**** Quoted passage
This skill provides practical patterns for parallel processing with joblib to speed up grid search and batch computations across multiple CPU cores. It focuses on simple, reliable recipes for parallel loops, grid searches, and sharing pre-computed data to reduce redundant work. Use it to cut runtime for CPU-bound tasks while controlling memory and overhead.

How this skill works

The skill shows how to wrap individual tasks with joblib.delayed and execute them with Parallel(n_jobs=...). It covers choosing a backend (loky for CPU-bound, threading for I/O-bound), setting verbosity to monitor progress, and collecting results. It also demonstrates pre-computing shared data once and passing it into worker calls to avoid repeated loading or computation.

When to use it

  • Speeding up independent, CPU-bound computations that take noticeably longer than ~0.1s each.
  • Running grid searches or parameter sweeps where each configuration can be evaluated independently.
  • Batch processing of many items (data transforms, simulations, model evaluations).
  • When you have a multi-core machine and want a simple parallelism layer without rewriting code for multiprocessing.
********
**** Material provided
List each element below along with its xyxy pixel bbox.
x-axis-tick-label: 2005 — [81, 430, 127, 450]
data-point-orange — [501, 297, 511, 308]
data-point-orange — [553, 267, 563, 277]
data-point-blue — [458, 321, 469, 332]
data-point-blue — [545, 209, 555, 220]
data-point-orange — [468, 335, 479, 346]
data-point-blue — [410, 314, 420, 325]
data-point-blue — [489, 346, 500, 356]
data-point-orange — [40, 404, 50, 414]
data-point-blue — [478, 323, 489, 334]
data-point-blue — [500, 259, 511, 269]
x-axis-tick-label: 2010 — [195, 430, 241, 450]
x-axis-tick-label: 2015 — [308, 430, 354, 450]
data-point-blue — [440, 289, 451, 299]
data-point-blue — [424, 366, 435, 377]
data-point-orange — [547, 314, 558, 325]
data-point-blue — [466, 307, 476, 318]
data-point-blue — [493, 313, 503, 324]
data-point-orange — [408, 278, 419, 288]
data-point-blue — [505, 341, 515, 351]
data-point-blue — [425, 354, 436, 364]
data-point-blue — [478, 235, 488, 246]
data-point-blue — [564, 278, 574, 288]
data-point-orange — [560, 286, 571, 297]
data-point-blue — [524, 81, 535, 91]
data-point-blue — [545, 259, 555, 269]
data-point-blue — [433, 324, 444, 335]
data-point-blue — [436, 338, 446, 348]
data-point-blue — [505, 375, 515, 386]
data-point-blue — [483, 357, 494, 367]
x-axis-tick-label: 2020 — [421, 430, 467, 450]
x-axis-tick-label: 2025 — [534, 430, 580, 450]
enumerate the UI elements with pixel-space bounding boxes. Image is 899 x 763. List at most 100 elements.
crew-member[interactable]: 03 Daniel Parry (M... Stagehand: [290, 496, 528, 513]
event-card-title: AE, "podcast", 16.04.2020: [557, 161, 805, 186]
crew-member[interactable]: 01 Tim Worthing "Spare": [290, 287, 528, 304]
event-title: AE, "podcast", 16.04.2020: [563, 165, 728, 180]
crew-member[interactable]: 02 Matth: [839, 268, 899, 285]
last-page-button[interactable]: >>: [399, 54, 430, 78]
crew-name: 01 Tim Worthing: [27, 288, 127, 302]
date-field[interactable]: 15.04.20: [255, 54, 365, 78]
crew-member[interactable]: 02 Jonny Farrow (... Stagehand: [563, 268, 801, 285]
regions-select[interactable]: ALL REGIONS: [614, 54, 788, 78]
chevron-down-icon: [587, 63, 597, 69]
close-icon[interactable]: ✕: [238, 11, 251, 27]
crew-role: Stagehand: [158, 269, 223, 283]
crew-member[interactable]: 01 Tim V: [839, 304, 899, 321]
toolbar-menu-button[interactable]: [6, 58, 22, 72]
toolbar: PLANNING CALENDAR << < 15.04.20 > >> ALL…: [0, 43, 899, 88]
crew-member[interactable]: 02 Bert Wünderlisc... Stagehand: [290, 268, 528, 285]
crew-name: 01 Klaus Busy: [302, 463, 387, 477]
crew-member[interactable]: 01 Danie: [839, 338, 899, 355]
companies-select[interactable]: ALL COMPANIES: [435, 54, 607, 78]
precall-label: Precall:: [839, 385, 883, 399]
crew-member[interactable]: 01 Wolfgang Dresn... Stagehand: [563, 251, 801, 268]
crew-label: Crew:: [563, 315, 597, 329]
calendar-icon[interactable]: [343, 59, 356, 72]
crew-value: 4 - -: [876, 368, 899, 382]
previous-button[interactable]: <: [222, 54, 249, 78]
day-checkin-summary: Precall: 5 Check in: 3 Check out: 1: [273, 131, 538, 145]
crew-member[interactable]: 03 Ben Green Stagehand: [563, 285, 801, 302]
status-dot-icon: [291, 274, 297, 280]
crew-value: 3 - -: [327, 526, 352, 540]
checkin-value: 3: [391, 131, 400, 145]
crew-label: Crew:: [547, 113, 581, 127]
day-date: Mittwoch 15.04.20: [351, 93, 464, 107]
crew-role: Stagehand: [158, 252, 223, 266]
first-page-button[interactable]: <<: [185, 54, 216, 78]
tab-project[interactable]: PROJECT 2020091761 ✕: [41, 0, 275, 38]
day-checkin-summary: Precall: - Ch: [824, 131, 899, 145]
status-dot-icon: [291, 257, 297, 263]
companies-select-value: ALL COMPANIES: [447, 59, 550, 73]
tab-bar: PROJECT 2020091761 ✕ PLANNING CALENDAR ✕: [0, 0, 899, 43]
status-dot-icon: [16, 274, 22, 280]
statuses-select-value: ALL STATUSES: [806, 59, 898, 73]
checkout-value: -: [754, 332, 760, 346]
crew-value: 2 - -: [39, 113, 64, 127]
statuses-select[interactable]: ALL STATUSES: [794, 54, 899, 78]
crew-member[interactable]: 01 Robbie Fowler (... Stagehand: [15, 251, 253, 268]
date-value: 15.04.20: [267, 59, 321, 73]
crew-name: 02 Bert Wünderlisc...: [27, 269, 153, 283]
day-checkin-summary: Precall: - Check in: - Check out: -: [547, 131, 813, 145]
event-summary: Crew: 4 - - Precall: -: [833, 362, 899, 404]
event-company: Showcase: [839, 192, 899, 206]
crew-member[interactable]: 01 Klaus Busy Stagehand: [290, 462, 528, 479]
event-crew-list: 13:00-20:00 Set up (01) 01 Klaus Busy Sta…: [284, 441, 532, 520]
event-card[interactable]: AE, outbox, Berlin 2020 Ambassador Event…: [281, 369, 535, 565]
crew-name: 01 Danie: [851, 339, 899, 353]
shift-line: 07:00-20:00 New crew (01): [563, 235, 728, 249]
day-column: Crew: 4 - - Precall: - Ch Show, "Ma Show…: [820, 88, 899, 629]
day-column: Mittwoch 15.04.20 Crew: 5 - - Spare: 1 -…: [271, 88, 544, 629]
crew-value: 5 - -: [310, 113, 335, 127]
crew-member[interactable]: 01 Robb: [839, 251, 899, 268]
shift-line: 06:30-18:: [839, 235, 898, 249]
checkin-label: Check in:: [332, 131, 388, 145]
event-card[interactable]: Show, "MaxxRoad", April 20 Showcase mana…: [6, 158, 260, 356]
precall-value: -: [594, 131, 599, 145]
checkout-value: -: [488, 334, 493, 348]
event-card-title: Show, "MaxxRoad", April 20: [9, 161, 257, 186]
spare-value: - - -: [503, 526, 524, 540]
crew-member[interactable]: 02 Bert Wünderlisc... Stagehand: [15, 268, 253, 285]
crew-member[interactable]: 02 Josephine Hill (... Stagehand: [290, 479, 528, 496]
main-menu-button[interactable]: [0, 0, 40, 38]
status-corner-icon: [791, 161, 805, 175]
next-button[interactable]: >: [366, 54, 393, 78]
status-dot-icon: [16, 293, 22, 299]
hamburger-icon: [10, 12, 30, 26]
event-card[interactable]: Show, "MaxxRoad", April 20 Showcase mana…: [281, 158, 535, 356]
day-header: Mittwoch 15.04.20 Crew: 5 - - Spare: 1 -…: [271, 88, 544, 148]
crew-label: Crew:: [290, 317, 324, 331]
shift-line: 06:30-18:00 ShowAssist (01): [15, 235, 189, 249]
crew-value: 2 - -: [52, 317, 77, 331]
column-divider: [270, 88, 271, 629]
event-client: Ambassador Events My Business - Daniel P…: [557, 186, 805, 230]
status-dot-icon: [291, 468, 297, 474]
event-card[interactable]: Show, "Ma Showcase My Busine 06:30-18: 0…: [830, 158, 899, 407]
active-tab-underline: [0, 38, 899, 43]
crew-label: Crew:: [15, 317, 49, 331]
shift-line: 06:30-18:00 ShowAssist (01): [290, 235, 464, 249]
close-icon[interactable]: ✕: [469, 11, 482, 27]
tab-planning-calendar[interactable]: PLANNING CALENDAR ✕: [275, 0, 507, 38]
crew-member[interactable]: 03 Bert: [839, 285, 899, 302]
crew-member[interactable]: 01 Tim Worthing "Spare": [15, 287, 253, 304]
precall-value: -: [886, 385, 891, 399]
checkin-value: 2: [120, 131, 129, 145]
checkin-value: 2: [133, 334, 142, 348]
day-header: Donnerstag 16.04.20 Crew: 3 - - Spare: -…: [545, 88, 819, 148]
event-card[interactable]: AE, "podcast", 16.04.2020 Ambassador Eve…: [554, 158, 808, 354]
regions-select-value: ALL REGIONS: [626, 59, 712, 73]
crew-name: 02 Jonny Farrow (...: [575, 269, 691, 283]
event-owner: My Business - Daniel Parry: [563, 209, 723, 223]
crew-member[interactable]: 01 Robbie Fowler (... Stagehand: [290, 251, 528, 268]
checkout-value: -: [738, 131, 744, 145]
********
Exercise description: Copy the text on parallel processing with joblib word for word, from "How this skill" to "simulations, model evaluations).".

Task answer:
How this skill works

The skill shows how to wrap individual tasks with joblib.delayed and execute them with Parallel(n_jobs=...). It covers choosing a backend (loky for CPU-bound, threading for I/O-bound), setting verbosity to monitor progress, and collecting results. It also demonstrates pre-computing shared data once and passing it into worker calls to avoid repeated loading or computation.

When to use it

  • Speeding up independent, CPU-bound computations that take noticeably longer than ~0.1s each.
  • Running grid searches or parameter sweeps where each configuration can be evaluated independently.
  • Batch processing of many items (data transforms, simulations, model evaluations).